- **INFORMATION SUPPLIED**:

══════

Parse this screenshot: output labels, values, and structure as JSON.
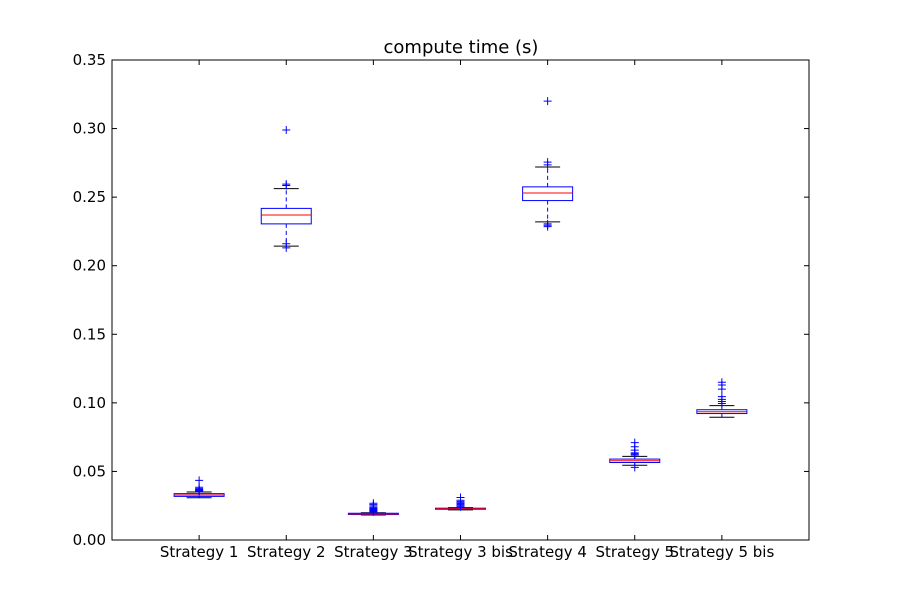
{
  "chart_data": {
    "type": "box",
    "title": "compute time (s)",
    "xlabel": "",
    "ylabel": "",
    "ylim": [
      0.0,
      0.35
    ],
    "yticks": [
      "0.00",
      "0.05",
      "0.10",
      "0.15",
      "0.20",
      "0.25",
      "0.30",
      "0.35"
    ],
    "grid": false,
    "colors": {
      "box": "#0000ff",
      "median": "#ff0000",
      "cap": "#000000",
      "flier": "#0000ff"
    },
    "categories": [
      "Strategy 1",
      "Strategy 2",
      "Strategy 3",
      "Strategy 3 bis",
      "Strategy 4",
      "Strategy 5",
      "Strategy 5 bis"
    ],
    "boxes": [
      {
        "label": "Strategy 1",
        "whisker_low": 0.0308,
        "q1": 0.0318,
        "median": 0.0328,
        "q3": 0.0338,
        "whisker_high": 0.035,
        "outliers": [
          0.0352,
          0.0355,
          0.0358,
          0.0362,
          0.0368,
          0.0375,
          0.0385,
          0.0435
        ]
      },
      {
        "label": "Strategy 2",
        "whisker_low": 0.2143,
        "q1": 0.2305,
        "median": 0.237,
        "q3": 0.2418,
        "whisker_high": 0.2562,
        "outliers": [
          0.213,
          0.216,
          0.2585,
          0.2595,
          0.299
        ]
      },
      {
        "label": "Strategy 3",
        "whisker_low": 0.0182,
        "q1": 0.0186,
        "median": 0.019,
        "q3": 0.0195,
        "whisker_high": 0.0199,
        "outliers": [
          0.0205,
          0.021,
          0.0215,
          0.0222,
          0.023,
          0.0238,
          0.0248,
          0.0258,
          0.0268
        ]
      },
      {
        "label": "Strategy 3 bis",
        "whisker_low": 0.022,
        "q1": 0.0224,
        "median": 0.0228,
        "q3": 0.0232,
        "whisker_high": 0.0236,
        "outliers": [
          0.0242,
          0.025,
          0.0258,
          0.0265,
          0.0272,
          0.028,
          0.029,
          0.031
        ]
      },
      {
        "label": "Strategy 4",
        "whisker_low": 0.232,
        "q1": 0.2475,
        "median": 0.253,
        "q3": 0.2575,
        "whisker_high": 0.272,
        "outliers": [
          0.2285,
          0.2295,
          0.2305,
          0.2735,
          0.2755,
          0.32
        ]
      },
      {
        "label": "Strategy 5",
        "whisker_low": 0.0545,
        "q1": 0.0565,
        "median": 0.0578,
        "q3": 0.059,
        "whisker_high": 0.061,
        "outliers": [
          0.053,
          0.062,
          0.0628,
          0.0635,
          0.0655,
          0.068,
          0.071
        ]
      },
      {
        "label": "Strategy 5 bis",
        "whisker_low": 0.0895,
        "q1": 0.0922,
        "median": 0.0935,
        "q3": 0.095,
        "whisker_high": 0.098,
        "outliers": [
          0.0995,
          0.101,
          0.1025,
          0.1045,
          0.11,
          0.113,
          0.115
        ]
      }
    ]
  }
}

══════

- **SHORT TASK**: Using the entries above, find all lines with "median". Copy them.

- **RESPONSE TO THE EXERCISE**:
      "median": "#ff0000",
        "median": 0.0328,
        "median": 0.237,
        "median": 0.019,
        "median": 0.0228,
        "median": 0.253,
        "median": 0.0578,
        "median": 0.0935,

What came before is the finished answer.